■ EXERCISE DESCRIPTION ■
Arrange the entries as a Markdown table with the columns Row and Content, starting at the first line and ending at the line containing "line bbox=[262, 484, 504, 496]", both included. Give each line a row number and omit blank lines.

— Begin —

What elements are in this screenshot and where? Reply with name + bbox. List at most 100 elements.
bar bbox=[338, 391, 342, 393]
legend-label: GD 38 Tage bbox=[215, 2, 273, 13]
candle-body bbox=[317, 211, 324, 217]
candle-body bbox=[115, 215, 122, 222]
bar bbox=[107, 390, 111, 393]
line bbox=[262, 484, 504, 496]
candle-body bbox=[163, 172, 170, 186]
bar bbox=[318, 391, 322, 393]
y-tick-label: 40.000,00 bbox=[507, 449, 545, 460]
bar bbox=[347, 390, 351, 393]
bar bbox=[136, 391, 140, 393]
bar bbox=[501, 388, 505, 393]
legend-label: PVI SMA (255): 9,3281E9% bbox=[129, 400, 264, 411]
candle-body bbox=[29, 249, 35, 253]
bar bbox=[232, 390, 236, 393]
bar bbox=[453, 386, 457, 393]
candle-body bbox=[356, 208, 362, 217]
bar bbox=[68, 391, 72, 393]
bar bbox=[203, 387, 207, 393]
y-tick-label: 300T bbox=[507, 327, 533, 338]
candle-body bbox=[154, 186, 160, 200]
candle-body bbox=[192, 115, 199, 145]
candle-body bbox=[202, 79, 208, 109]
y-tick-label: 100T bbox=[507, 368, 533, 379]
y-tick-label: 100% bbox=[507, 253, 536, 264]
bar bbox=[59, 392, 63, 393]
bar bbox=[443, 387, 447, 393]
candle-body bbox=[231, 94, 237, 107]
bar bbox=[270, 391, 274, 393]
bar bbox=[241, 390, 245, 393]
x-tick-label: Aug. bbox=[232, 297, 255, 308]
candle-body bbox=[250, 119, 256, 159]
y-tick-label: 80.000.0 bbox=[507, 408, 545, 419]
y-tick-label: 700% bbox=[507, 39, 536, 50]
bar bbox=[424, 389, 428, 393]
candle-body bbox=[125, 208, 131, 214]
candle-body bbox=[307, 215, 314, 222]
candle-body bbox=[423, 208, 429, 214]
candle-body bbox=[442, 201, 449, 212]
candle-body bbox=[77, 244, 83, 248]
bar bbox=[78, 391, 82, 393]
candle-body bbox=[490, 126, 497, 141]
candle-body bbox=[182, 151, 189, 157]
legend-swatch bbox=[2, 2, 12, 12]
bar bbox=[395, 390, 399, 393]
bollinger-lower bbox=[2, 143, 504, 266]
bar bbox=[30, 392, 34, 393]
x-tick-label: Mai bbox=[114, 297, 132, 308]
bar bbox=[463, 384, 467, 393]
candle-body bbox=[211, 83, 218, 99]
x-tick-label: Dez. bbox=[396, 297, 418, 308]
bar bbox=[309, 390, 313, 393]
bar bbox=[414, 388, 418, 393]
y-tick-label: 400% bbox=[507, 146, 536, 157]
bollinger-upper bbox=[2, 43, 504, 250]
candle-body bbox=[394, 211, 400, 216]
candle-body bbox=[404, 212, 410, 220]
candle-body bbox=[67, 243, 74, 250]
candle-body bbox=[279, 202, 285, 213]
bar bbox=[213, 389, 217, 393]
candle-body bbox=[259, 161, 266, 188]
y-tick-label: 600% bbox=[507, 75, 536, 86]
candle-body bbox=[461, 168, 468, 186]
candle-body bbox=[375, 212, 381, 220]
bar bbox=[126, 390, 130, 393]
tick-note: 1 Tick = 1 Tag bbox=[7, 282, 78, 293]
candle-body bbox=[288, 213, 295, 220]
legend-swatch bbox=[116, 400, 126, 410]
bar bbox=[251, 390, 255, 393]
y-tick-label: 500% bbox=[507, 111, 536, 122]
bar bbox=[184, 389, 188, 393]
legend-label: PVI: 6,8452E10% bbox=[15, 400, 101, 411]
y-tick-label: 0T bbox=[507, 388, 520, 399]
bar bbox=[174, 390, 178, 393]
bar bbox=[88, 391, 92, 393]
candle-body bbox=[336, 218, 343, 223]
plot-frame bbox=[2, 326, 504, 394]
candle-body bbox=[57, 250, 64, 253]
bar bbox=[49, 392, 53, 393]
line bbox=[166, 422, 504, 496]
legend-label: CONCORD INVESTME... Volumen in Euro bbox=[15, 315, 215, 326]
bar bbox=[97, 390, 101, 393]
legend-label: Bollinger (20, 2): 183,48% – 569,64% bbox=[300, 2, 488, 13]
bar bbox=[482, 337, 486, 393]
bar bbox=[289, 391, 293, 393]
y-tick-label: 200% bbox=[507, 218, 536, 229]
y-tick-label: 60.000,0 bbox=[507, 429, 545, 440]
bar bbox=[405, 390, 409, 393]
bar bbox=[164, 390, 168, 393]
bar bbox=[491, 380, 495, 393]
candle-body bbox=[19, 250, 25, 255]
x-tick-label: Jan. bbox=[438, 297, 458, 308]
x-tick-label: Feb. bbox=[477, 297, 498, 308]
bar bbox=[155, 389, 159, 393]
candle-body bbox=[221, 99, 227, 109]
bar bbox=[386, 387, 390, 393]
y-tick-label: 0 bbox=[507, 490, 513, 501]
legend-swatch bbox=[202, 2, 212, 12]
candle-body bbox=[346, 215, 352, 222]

— End —

■ EXPECTED OUTPUT ■
| Row | Content |
|---|---|
| 1 | What elements are in this screenshot and where? Reply with name + bbox. List at most 100 elements. |
| 2 | bar bbox=[338, 391, 342, 393] |
| 3 | legend-label: GD 38 Tage bbox=[215, 2, 273, 13] |
| 4 | candle-body bbox=[317, 211, 324, 217] |
| 5 | candle-body bbox=[115, 215, 122, 222] |
| 6 | bar bbox=[107, 390, 111, 393] |
| 7 | line bbox=[262, 484, 504, 496] |